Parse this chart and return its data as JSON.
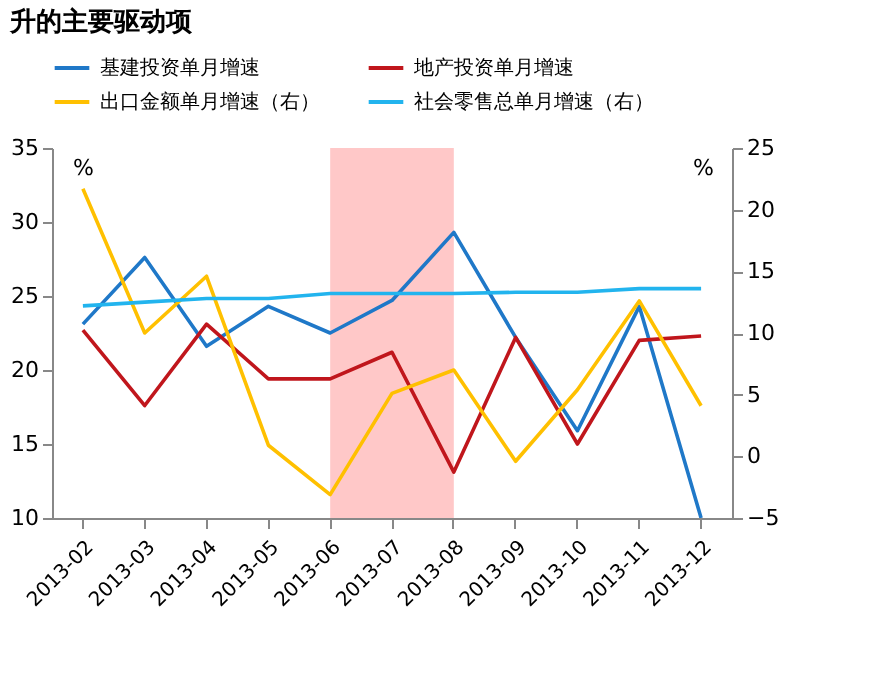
{
  "chart_data": {
    "type": "line",
    "title": "升的主要驱动项",
    "categories": [
      "2013-02",
      "2013-03",
      "2013-04",
      "2013-05",
      "2013-06",
      "2013-07",
      "2013-08",
      "2013-09",
      "2013-10",
      "2013-11",
      "2013-12"
    ],
    "series": [
      {
        "name": "基建投资单月增速",
        "color": "#1f78c8",
        "values": [
          23.1,
          27.6,
          21.6,
          24.3,
          22.5,
          24.7,
          29.3,
          22.2,
          15.9,
          24.3,
          10.0
        ]
      },
      {
        "name": "地产投资单月增速",
        "color": "#c0161c",
        "values": [
          22.7,
          17.6,
          23.1,
          19.4,
          19.4,
          21.2,
          13.1,
          22.2,
          15.0,
          22.0,
          22.3
        ]
      },
      {
        "name": "出口金额单月增速（右）",
        "color": "#ffc000",
        "axis": "y2",
        "values": [
          21.7,
          10.0,
          14.6,
          0.9,
          -3.1,
          5.1,
          7.0,
          -0.4,
          5.4,
          12.6,
          4.1
        ]
      },
      {
        "name": "社会零售总单月增速（右）",
        "color": "#22b4ee",
        "axis": "y2",
        "values": [
          12.2,
          12.5,
          12.8,
          12.8,
          13.2,
          13.2,
          13.2,
          13.3,
          13.3,
          13.6,
          13.6
        ]
      }
    ],
    "ylabel": "%",
    "y2label": "%",
    "ylim": [
      10,
      35
    ],
    "yticks": [
      10,
      15,
      20,
      25,
      30,
      35
    ],
    "y2lim": [
      -5,
      25
    ],
    "y2ticks": [
      -5,
      0,
      5,
      10,
      15,
      20,
      25
    ],
    "bands": [
      {
        "axis": "x",
        "from": "2013-06",
        "to": "2013-08",
        "color": "#ffc8c8"
      }
    ],
    "grid": false,
    "legend": "top",
    "marker": "none",
    "line_style": "solid"
  }
}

━━━━━━━━━━━━━━━━━━━━━━━━━━━━━━

Task details:
Reproduce the material in its entirety and word for word, without the pictures.

Written response:
Parse this chart and return its data as JSON.
{
  "chart_data": {
    "type": "line",
    "title": "升的主要驱动项",
    "categories": [
      "2013-02",
      "2013-03",
      "2013-04",
      "2013-05",
      "2013-06",
      "2013-07",
      "2013-08",
      "2013-09",
      "2013-10",
      "2013-11",
      "2013-12"
    ],
    "series": [
      {
        "name": "基建投资单月增速",
        "color": "#1f78c8",
        "values": [
          23.1,
          27.6,
          21.6,
          24.3,
          22.5,
          24.7,
          29.3,
          22.2,
          15.9,
          24.3,
          10.0
        ]
      },
      {
        "name": "地产投资单月增速",
        "color": "#c0161c",
        "values": [
          22.7,
          17.6,
          23.1,
          19.4,
          19.4,
          21.2,
          13.1,
          22.2,
          15.0,
          22.0,
          22.3
        ]
      },
      {
        "name": "出口金额单月增速（右）",
        "color": "#ffc000",
        "axis": "y2",
        "values": [
          21.7,
          10.0,
          14.6,
          0.9,
          -3.1,
          5.1,
          7.0,
          -0.4,
          5.4,
          12.6,
          4.1
        ]
      },
      {
        "name": "社会零售总单月增速（右）",
        "color": "#22b4ee",
        "axis": "y2",
        "values": [
          12.2,
          12.5,
          12.8,
          12.8,
          13.2,
          13.2,
          13.2,
          13.3,
          13.3,
          13.6,
          13.6
        ]
      }
    ],
    "ylabel": "%",
    "y2label": "%",
    "ylim": [
      10,
      35
    ],
    "yticks": [
      10,
      15,
      20,
      25,
      30,
      35
    ],
    "y2lim": [
      -5,
      25
    ],
    "y2ticks": [
      -5,
      0,
      5,
      10,
      15,
      20,
      25
    ],
    "bands": [
      {
        "axis": "x",
        "from": "2013-06",
        "to": "2013-08",
        "color": "#ffc8c8"
      }
    ],
    "grid": false,
    "legend": "top",
    "marker": "none",
    "line_style": "solid"
  }
}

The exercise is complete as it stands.